• Exercise instructions:
Gather every line in the records below that contains the word "title".

[Entries with figure data]
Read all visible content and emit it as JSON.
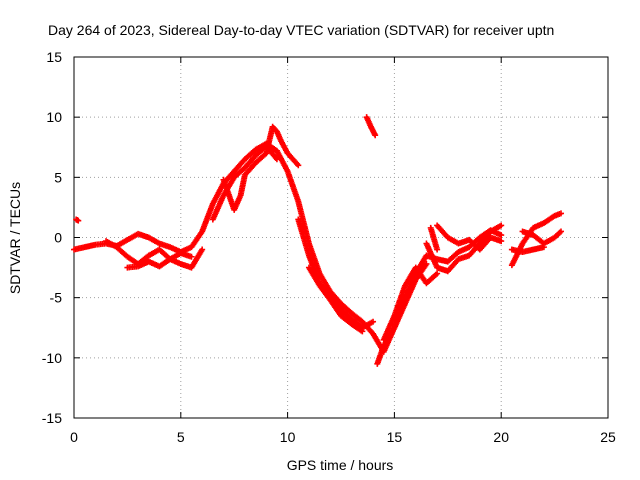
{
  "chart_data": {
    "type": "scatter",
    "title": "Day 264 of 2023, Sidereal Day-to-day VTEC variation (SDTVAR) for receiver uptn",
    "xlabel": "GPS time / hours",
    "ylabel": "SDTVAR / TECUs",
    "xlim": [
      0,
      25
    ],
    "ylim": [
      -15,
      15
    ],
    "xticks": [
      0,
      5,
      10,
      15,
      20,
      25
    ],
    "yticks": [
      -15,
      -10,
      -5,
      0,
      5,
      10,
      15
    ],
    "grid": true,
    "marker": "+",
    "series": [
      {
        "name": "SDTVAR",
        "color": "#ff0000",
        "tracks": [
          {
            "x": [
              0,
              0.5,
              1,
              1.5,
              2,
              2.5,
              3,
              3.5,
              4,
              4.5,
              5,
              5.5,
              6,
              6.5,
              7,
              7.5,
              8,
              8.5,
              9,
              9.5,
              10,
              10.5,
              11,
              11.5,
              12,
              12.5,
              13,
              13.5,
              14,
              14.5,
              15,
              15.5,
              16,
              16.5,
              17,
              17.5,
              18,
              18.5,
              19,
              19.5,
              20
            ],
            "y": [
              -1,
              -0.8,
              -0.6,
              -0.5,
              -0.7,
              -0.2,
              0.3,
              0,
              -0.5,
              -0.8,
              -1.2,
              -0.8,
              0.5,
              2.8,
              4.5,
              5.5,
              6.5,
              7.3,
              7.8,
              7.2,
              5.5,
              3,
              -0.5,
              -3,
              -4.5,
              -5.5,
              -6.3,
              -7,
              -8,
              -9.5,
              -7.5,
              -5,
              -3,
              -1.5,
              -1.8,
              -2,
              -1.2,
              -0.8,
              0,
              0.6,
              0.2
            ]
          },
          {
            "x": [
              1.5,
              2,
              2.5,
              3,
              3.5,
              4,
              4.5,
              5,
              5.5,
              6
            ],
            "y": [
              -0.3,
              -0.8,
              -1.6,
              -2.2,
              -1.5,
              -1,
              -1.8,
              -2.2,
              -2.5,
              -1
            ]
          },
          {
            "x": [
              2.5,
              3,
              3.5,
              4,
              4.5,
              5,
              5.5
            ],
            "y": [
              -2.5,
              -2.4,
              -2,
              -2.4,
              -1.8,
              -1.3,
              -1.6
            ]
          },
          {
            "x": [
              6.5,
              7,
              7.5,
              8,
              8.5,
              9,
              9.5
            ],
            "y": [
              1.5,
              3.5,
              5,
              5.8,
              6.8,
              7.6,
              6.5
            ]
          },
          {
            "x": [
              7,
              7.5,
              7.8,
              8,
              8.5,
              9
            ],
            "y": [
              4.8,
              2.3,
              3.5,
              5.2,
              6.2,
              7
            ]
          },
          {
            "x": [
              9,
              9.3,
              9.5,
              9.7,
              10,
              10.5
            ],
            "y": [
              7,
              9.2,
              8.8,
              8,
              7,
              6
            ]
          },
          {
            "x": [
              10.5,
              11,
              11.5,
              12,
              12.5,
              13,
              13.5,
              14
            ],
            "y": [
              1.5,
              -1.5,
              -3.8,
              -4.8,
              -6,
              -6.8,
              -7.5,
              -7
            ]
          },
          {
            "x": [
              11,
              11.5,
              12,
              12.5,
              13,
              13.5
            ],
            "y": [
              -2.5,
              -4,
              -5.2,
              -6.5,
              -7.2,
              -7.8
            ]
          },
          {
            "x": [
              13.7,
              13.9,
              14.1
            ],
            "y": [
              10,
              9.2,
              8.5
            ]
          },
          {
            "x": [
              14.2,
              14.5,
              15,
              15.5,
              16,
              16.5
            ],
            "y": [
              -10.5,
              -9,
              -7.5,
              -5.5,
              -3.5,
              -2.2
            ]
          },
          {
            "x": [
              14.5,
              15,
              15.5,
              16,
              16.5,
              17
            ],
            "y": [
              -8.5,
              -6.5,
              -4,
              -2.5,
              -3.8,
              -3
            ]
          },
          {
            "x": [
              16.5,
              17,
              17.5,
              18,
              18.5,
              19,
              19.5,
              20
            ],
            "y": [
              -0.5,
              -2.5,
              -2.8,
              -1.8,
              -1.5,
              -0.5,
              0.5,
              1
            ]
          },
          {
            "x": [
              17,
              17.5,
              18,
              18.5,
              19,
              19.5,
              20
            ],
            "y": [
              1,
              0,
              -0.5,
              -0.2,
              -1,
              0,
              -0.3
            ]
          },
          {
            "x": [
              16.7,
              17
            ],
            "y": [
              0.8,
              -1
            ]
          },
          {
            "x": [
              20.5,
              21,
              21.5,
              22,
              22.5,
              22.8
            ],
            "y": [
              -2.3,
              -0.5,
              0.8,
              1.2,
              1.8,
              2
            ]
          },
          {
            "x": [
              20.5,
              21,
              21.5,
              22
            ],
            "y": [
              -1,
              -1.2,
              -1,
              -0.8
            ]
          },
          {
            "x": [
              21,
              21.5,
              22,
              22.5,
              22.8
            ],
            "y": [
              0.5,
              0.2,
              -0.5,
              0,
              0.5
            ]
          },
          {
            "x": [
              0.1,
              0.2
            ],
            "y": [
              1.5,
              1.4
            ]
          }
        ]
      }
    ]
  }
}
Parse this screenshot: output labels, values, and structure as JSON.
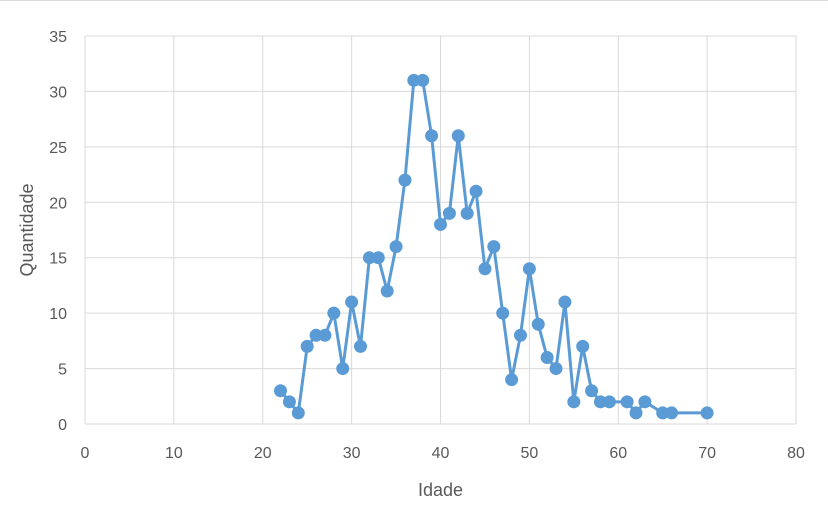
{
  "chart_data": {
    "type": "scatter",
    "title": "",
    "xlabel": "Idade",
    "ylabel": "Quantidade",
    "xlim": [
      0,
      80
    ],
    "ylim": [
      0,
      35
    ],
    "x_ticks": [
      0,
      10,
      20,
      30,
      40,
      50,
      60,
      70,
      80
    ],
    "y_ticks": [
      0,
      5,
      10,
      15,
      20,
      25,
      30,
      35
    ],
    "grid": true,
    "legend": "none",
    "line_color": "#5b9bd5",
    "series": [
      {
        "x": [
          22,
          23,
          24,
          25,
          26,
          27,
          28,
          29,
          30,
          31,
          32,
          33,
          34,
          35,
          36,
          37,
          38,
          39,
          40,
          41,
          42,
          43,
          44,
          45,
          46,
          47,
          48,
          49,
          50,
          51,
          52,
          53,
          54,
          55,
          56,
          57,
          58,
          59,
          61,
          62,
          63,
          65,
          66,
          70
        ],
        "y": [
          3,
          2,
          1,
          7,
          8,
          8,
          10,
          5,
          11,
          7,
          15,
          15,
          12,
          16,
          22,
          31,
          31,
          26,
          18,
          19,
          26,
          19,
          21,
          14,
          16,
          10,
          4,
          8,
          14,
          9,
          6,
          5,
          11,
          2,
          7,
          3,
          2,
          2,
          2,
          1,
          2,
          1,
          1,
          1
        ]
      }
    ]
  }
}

• Solution to the problem:
    "title": "Day 264 of 2023, Sidereal Day-to-day VTEC variation (SDTVAR) for receiver uptn",
    "title": "",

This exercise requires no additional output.